# WHAT THE EXERCISE ASKS
Make an exact copy of all the entries, with the pictures left out.

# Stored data
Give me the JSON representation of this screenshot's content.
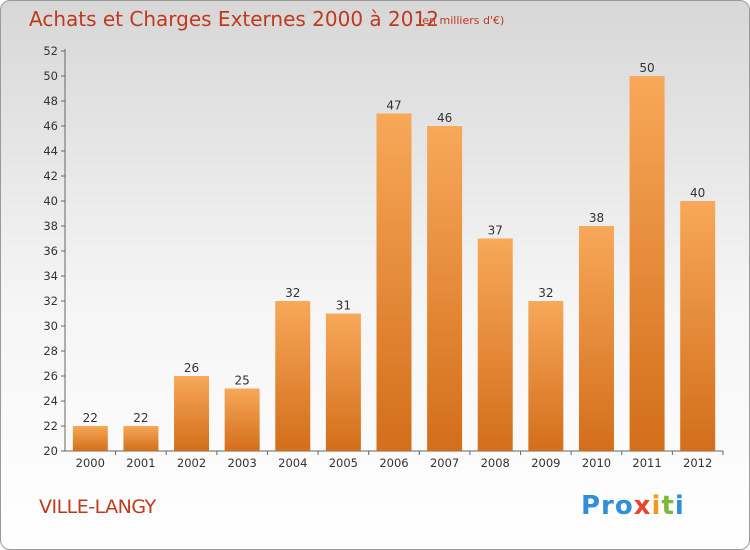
{
  "header": {
    "title": "Achats et Charges Externes 2000 à 2012",
    "subtitle": "(en milliers d'€)"
  },
  "footer": {
    "commune": "VILLE-LANGY",
    "logo": [
      "Pro",
      "x",
      "i",
      "t",
      "i"
    ]
  },
  "colors": {
    "title": "#c0391d",
    "bar_light": "#f7a859",
    "bar_dark": "#d36e1a"
  },
  "chart_data": {
    "type": "bar",
    "title": "Achats et Charges Externes 2000 à 2012",
    "subtitle": "(en milliers d'€)",
    "categories": [
      "2000",
      "2001",
      "2002",
      "2003",
      "2004",
      "2005",
      "2006",
      "2007",
      "2008",
      "2009",
      "2010",
      "2011",
      "2012"
    ],
    "values": [
      22,
      22,
      26,
      25,
      32,
      31,
      47,
      46,
      37,
      32,
      38,
      50,
      40
    ],
    "ylim": [
      20,
      52
    ],
    "yticks": [
      20,
      22,
      24,
      26,
      28,
      30,
      32,
      34,
      36,
      38,
      40,
      42,
      44,
      46,
      48,
      50,
      52
    ],
    "xlabel": "",
    "ylabel": "",
    "grid": false,
    "data_labels": true
  }
}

# THE OUTPUT
Give me the JSON representation of this screenshot's content.
{
  "header": {
    "title": "Achats et Charges Externes 2000 à 2012",
    "subtitle": "(en milliers d'€)"
  },
  "footer": {
    "commune": "VILLE-LANGY",
    "logo": [
      "Pro",
      "x",
      "i",
      "t",
      "i"
    ]
  },
  "colors": {
    "title": "#c0391d",
    "bar_light": "#f7a859",
    "bar_dark": "#d36e1a"
  },
  "chart_data": {
    "type": "bar",
    "title": "Achats et Charges Externes 2000 à 2012",
    "subtitle": "(en milliers d'€)",
    "categories": [
      "2000",
      "2001",
      "2002",
      "2003",
      "2004",
      "2005",
      "2006",
      "2007",
      "2008",
      "2009",
      "2010",
      "2011",
      "2012"
    ],
    "values": [
      22,
      22,
      26,
      25,
      32,
      31,
      47,
      46,
      37,
      32,
      38,
      50,
      40
    ],
    "ylim": [
      20,
      52
    ],
    "yticks": [
      20,
      22,
      24,
      26,
      28,
      30,
      32,
      34,
      36,
      38,
      40,
      42,
      44,
      46,
      48,
      50,
      52
    ],
    "xlabel": "",
    "ylabel": "",
    "grid": false,
    "data_labels": true
  }
}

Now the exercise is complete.